Identify the lines that include the word "acceptable", then copy all of them.

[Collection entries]
--- BEGIN ---

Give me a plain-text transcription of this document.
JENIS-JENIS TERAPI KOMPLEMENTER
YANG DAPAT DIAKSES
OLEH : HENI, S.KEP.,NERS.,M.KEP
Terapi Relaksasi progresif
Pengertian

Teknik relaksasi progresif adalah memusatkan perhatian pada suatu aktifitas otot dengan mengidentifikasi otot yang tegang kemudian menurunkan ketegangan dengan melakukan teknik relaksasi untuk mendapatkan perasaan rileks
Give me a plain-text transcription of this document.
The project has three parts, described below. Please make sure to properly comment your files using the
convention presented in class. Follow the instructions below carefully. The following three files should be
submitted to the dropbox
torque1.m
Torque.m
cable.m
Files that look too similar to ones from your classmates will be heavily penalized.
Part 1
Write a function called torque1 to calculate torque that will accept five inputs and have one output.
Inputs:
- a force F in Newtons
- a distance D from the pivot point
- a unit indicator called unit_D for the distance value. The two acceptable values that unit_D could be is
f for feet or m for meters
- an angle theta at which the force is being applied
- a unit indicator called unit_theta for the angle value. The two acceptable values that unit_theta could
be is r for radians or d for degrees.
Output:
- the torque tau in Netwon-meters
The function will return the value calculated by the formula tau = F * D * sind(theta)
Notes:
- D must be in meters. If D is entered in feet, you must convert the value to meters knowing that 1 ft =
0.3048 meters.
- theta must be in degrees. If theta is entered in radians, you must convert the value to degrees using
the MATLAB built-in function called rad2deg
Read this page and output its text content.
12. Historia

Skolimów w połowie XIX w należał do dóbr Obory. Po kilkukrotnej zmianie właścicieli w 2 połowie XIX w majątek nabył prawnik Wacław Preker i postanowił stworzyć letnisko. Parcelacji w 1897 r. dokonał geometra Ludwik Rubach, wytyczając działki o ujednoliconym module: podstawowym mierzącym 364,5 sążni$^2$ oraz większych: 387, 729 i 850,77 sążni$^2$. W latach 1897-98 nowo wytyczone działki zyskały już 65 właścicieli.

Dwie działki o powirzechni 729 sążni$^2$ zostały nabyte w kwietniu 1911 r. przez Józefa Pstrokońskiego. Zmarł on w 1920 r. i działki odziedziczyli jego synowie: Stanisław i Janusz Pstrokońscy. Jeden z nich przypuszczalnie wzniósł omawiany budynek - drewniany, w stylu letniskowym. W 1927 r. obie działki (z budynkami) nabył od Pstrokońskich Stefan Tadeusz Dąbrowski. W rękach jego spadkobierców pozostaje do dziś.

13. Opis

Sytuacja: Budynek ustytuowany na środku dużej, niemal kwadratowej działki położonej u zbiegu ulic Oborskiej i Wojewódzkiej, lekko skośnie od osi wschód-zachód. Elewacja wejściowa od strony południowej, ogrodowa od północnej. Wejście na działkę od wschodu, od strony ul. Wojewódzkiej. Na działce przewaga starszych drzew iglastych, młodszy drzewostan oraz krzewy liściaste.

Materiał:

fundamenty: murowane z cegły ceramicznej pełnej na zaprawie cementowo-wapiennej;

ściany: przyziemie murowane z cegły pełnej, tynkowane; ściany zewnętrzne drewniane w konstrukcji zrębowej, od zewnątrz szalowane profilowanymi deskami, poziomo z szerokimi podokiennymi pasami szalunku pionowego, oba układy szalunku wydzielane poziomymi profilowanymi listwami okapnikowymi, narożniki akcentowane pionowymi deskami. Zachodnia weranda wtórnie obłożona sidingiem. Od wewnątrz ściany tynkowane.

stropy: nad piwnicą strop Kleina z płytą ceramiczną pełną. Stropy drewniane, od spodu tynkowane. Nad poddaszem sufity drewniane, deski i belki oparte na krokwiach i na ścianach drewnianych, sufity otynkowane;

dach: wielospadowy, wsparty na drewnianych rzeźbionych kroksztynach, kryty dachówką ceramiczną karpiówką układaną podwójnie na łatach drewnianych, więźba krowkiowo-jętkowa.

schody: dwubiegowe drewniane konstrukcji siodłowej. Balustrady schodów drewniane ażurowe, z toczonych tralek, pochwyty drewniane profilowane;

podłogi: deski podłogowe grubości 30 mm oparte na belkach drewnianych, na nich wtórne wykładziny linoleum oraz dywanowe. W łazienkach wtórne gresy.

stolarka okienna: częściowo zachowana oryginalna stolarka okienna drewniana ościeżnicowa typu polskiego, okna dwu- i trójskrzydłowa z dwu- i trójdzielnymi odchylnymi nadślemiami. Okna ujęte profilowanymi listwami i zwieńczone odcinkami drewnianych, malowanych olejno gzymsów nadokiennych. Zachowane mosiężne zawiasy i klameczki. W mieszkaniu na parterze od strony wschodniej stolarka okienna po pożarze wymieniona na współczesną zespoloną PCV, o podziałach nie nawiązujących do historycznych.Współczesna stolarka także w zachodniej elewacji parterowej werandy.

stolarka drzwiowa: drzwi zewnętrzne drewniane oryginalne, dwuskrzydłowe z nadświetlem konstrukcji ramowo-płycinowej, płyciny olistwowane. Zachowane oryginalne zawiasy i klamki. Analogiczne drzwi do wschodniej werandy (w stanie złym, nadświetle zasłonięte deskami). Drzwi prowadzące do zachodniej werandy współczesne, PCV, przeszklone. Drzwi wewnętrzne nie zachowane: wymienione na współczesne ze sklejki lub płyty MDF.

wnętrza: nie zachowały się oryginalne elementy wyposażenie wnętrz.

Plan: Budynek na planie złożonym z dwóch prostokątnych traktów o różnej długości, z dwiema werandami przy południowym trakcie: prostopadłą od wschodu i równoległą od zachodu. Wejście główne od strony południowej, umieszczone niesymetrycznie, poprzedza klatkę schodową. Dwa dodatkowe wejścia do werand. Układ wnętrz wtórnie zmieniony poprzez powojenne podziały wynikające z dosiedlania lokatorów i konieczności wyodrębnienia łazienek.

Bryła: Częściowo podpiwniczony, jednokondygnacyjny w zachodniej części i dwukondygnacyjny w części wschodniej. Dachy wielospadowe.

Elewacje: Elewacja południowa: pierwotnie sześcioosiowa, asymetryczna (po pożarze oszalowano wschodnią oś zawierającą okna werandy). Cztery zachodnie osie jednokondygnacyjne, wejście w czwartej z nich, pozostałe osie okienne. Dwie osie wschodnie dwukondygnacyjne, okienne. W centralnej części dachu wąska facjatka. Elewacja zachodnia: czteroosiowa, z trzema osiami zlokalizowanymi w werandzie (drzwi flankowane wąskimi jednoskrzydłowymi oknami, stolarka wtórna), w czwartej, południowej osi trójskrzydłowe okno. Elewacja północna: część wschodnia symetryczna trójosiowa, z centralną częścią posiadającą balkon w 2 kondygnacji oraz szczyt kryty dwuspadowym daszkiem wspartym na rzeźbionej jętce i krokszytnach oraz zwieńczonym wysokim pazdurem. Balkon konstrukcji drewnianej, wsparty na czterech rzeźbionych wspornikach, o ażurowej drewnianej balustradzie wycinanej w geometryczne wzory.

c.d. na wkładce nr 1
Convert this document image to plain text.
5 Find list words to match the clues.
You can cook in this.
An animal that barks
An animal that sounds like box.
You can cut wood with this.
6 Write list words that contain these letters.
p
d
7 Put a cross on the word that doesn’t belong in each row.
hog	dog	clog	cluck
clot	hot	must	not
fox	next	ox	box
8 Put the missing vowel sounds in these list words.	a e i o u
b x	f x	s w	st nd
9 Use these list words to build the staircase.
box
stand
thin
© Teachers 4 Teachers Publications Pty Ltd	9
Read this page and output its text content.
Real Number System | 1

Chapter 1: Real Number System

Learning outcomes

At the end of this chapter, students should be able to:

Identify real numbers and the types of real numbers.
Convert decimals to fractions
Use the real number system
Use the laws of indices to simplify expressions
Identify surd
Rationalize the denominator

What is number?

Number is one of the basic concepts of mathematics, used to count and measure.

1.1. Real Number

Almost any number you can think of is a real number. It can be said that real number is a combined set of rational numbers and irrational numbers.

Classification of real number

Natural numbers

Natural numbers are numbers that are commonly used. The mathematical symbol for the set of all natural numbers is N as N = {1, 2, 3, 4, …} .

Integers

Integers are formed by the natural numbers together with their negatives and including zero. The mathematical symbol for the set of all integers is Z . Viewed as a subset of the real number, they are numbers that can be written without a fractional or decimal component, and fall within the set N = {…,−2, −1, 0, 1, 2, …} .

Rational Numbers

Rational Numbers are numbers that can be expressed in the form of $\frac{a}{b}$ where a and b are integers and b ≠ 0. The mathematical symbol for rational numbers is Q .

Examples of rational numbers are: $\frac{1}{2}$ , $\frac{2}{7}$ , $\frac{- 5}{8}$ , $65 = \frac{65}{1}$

--- END ---

### EXPECTED ANSWER
- a unit indicator called unit_D for the distance value. The two acceptable values that unit_D could be is
- a unit indicator called unit_theta for the angle value. The two acceptable values that unit_theta could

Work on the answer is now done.